## What to work on
List all the lines in these records that hold "marker".
----- Material for this task -----
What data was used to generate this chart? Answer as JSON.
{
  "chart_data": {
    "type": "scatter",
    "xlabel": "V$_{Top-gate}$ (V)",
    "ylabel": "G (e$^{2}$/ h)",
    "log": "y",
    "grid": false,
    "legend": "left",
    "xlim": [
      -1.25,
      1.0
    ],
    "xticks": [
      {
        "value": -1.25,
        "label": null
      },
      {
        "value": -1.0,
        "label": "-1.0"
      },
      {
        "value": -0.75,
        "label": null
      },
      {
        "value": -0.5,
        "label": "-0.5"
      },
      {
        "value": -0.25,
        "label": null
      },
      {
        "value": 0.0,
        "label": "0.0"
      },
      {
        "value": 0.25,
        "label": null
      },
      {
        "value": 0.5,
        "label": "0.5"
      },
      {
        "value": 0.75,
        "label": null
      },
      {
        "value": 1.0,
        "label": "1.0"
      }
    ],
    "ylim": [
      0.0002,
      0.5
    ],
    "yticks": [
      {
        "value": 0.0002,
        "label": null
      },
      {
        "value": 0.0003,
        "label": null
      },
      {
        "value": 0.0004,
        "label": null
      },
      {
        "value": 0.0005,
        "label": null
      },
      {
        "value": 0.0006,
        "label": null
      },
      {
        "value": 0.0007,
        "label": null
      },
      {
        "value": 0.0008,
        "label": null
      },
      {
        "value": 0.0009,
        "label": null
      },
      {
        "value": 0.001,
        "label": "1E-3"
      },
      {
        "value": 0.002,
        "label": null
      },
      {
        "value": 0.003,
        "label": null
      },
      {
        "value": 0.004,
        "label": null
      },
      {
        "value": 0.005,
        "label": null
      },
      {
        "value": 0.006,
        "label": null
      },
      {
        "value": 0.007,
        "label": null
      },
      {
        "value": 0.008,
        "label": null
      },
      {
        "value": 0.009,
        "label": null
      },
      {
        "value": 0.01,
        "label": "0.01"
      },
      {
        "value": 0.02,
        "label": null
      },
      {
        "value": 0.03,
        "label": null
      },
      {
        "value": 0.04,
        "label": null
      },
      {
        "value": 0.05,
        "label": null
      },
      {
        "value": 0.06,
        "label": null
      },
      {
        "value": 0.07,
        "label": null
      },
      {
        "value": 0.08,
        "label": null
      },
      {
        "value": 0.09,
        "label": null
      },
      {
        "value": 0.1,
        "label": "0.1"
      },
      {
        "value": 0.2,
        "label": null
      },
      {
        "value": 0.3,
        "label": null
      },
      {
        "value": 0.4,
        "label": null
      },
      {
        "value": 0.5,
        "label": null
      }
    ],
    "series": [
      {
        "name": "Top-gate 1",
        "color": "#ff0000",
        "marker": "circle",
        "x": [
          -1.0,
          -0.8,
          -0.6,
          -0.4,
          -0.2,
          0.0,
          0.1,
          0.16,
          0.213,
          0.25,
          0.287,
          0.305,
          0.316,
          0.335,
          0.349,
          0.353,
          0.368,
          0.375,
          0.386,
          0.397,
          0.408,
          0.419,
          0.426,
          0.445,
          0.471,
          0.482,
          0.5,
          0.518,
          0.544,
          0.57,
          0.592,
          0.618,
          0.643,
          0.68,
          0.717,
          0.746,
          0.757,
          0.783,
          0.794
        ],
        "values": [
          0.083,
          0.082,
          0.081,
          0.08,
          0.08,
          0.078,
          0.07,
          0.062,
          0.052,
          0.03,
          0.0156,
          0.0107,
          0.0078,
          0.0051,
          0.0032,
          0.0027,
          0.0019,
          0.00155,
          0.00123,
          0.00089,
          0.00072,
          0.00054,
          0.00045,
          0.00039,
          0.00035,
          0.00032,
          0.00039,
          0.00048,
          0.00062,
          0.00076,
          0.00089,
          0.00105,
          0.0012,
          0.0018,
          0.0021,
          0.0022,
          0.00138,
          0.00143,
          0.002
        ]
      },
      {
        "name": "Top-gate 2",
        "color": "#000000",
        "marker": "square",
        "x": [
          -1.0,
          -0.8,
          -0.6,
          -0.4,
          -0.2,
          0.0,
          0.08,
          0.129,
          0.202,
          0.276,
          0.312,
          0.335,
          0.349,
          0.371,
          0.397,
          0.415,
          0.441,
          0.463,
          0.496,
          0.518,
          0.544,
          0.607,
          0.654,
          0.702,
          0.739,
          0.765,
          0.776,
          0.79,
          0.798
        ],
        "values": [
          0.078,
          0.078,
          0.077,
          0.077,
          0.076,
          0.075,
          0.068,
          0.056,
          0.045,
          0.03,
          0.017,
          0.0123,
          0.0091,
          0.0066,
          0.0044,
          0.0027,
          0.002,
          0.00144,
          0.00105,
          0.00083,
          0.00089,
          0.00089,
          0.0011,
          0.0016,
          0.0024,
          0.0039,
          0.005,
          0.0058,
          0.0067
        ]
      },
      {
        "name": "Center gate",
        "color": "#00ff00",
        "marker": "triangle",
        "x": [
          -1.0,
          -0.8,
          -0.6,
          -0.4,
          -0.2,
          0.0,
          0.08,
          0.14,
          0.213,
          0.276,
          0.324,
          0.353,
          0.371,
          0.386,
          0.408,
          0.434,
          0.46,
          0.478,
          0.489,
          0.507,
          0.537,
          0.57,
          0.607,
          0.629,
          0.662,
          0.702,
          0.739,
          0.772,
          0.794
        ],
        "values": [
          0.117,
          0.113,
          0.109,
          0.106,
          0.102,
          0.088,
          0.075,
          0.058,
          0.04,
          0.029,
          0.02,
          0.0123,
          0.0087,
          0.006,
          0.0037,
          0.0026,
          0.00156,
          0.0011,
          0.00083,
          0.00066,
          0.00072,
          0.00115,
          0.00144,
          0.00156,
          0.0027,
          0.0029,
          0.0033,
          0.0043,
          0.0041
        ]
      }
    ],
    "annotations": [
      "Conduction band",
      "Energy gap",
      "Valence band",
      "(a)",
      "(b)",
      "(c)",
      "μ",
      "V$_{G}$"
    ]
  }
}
-----
## Solution below
        "marker": "circle",
        "marker": "square",
        "marker": "triangle",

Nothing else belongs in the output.